THE TASK
From the records below, extract all the text exactly and leave the images behind.

RECORDS FOR THIS EXERCISE
###
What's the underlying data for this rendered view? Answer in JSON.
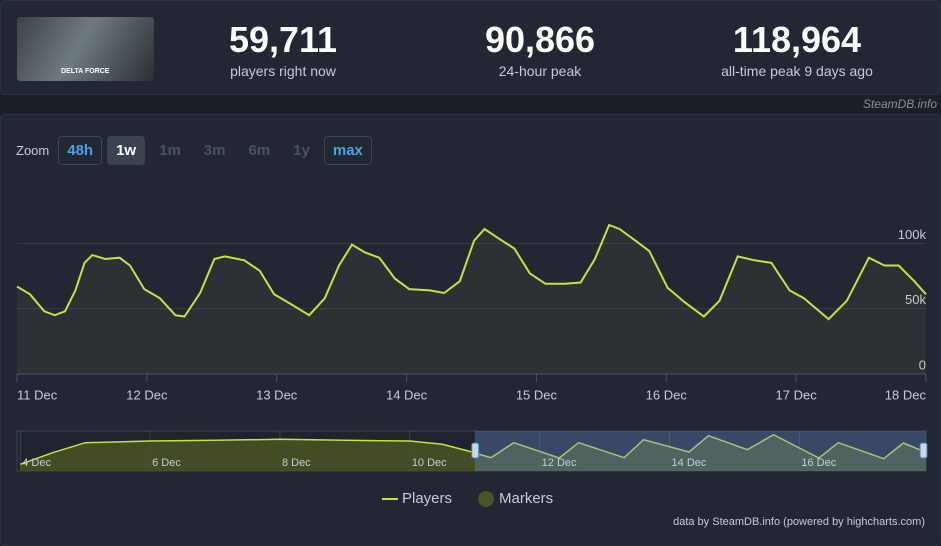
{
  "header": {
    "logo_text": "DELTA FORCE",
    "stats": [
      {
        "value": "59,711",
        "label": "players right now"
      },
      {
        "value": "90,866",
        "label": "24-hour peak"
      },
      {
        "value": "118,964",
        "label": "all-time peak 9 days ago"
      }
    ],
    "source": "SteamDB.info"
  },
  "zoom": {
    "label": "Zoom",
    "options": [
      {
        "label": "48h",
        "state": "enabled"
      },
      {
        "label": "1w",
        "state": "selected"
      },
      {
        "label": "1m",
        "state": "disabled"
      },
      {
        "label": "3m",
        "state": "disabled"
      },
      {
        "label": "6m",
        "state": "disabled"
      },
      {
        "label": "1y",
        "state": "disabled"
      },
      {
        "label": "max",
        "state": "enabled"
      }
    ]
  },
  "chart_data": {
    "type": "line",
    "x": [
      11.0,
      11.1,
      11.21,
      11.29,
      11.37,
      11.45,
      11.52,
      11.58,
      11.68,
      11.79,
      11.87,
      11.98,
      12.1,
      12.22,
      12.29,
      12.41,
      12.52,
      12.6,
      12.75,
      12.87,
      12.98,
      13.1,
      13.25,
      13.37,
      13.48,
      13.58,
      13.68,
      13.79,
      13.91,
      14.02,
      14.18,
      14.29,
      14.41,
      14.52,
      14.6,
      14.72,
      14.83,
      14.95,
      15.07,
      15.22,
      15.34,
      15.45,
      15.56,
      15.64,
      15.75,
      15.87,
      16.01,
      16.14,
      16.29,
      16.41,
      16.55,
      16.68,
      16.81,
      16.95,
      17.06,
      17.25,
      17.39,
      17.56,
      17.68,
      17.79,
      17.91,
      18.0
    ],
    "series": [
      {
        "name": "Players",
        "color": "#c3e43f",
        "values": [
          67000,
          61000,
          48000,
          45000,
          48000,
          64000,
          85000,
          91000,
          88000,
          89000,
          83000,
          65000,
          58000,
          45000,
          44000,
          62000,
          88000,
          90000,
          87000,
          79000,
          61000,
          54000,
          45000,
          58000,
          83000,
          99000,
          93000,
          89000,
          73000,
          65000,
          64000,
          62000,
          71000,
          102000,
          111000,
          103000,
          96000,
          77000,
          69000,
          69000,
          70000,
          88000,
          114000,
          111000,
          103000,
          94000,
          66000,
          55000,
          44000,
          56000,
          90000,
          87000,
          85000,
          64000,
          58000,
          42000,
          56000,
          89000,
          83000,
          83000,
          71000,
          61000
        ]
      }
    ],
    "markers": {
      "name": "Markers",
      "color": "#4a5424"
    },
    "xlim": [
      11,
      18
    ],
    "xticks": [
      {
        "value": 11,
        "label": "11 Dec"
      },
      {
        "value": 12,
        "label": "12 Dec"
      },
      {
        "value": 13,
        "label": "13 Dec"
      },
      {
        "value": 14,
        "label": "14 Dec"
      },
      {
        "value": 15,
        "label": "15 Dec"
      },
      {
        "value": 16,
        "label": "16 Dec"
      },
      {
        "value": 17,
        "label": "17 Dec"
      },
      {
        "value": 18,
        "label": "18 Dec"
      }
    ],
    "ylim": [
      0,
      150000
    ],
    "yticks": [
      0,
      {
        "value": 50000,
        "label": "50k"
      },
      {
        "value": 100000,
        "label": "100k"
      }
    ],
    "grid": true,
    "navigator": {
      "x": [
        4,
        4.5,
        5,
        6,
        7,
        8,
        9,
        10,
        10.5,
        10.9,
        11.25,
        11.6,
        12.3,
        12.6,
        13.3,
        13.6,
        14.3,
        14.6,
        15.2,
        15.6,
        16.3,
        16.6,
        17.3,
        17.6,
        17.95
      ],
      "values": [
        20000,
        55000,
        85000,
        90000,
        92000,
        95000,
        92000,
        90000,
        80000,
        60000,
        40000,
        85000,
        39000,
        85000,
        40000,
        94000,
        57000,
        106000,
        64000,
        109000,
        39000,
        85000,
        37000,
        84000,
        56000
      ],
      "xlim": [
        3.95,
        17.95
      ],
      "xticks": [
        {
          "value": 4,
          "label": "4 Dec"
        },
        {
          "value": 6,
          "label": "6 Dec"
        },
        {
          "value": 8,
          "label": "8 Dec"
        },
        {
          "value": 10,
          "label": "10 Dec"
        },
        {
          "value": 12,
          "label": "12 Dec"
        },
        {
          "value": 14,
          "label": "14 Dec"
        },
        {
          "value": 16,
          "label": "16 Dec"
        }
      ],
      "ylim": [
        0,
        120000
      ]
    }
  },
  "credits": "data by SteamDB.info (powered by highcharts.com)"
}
###
SOLVED PROBLEM
What's the underlying data for this rendered view? Answer in JSON.
{
  "header": {
    "logo_text": "DELTA FORCE",
    "stats": [
      {
        "value": "59,711",
        "label": "players right now"
      },
      {
        "value": "90,866",
        "label": "24-hour peak"
      },
      {
        "value": "118,964",
        "label": "all-time peak 9 days ago"
      }
    ],
    "source": "SteamDB.info"
  },
  "zoom": {
    "label": "Zoom",
    "options": [
      {
        "label": "48h",
        "state": "enabled"
      },
      {
        "label": "1w",
        "state": "selected"
      },
      {
        "label": "1m",
        "state": "disabled"
      },
      {
        "label": "3m",
        "state": "disabled"
      },
      {
        "label": "6m",
        "state": "disabled"
      },
      {
        "label": "1y",
        "state": "disabled"
      },
      {
        "label": "max",
        "state": "enabled"
      }
    ]
  },
  "chart_data": {
    "type": "line",
    "x": [
      11.0,
      11.1,
      11.21,
      11.29,
      11.37,
      11.45,
      11.52,
      11.58,
      11.68,
      11.79,
      11.87,
      11.98,
      12.1,
      12.22,
      12.29,
      12.41,
      12.52,
      12.6,
      12.75,
      12.87,
      12.98,
      13.1,
      13.25,
      13.37,
      13.48,
      13.58,
      13.68,
      13.79,
      13.91,
      14.02,
      14.18,
      14.29,
      14.41,
      14.52,
      14.6,
      14.72,
      14.83,
      14.95,
      15.07,
      15.22,
      15.34,
      15.45,
      15.56,
      15.64,
      15.75,
      15.87,
      16.01,
      16.14,
      16.29,
      16.41,
      16.55,
      16.68,
      16.81,
      16.95,
      17.06,
      17.25,
      17.39,
      17.56,
      17.68,
      17.79,
      17.91,
      18.0
    ],
    "series": [
      {
        "name": "Players",
        "color": "#c3e43f",
        "values": [
          67000,
          61000,
          48000,
          45000,
          48000,
          64000,
          85000,
          91000,
          88000,
          89000,
          83000,
          65000,
          58000,
          45000,
          44000,
          62000,
          88000,
          90000,
          87000,
          79000,
          61000,
          54000,
          45000,
          58000,
          83000,
          99000,
          93000,
          89000,
          73000,
          65000,
          64000,
          62000,
          71000,
          102000,
          111000,
          103000,
          96000,
          77000,
          69000,
          69000,
          70000,
          88000,
          114000,
          111000,
          103000,
          94000,
          66000,
          55000,
          44000,
          56000,
          90000,
          87000,
          85000,
          64000,
          58000,
          42000,
          56000,
          89000,
          83000,
          83000,
          71000,
          61000
        ]
      }
    ],
    "markers": {
      "name": "Markers",
      "color": "#4a5424"
    },
    "xlim": [
      11,
      18
    ],
    "xticks": [
      {
        "value": 11,
        "label": "11 Dec"
      },
      {
        "value": 12,
        "label": "12 Dec"
      },
      {
        "value": 13,
        "label": "13 Dec"
      },
      {
        "value": 14,
        "label": "14 Dec"
      },
      {
        "value": 15,
        "label": "15 Dec"
      },
      {
        "value": 16,
        "label": "16 Dec"
      },
      {
        "value": 17,
        "label": "17 Dec"
      },
      {
        "value": 18,
        "label": "18 Dec"
      }
    ],
    "ylim": [
      0,
      150000
    ],
    "yticks": [
      0,
      {
        "value": 50000,
        "label": "50k"
      },
      {
        "value": 100000,
        "label": "100k"
      }
    ],
    "grid": true,
    "navigator": {
      "x": [
        4,
        4.5,
        5,
        6,
        7,
        8,
        9,
        10,
        10.5,
        10.9,
        11.25,
        11.6,
        12.3,
        12.6,
        13.3,
        13.6,
        14.3,
        14.6,
        15.2,
        15.6,
        16.3,
        16.6,
        17.3,
        17.6,
        17.95
      ],
      "values": [
        20000,
        55000,
        85000,
        90000,
        92000,
        95000,
        92000,
        90000,
        80000,
        60000,
        40000,
        85000,
        39000,
        85000,
        40000,
        94000,
        57000,
        106000,
        64000,
        109000,
        39000,
        85000,
        37000,
        84000,
        56000
      ],
      "xlim": [
        3.95,
        17.95
      ],
      "xticks": [
        {
          "value": 4,
          "label": "4 Dec"
        },
        {
          "value": 6,
          "label": "6 Dec"
        },
        {
          "value": 8,
          "label": "8 Dec"
        },
        {
          "value": 10,
          "label": "10 Dec"
        },
        {
          "value": 12,
          "label": "12 Dec"
        },
        {
          "value": 14,
          "label": "14 Dec"
        },
        {
          "value": 16,
          "label": "16 Dec"
        }
      ],
      "ylim": [
        0,
        120000
      ]
    }
  },
  "credits": "data by SteamDB.info (powered by highcharts.com)"
}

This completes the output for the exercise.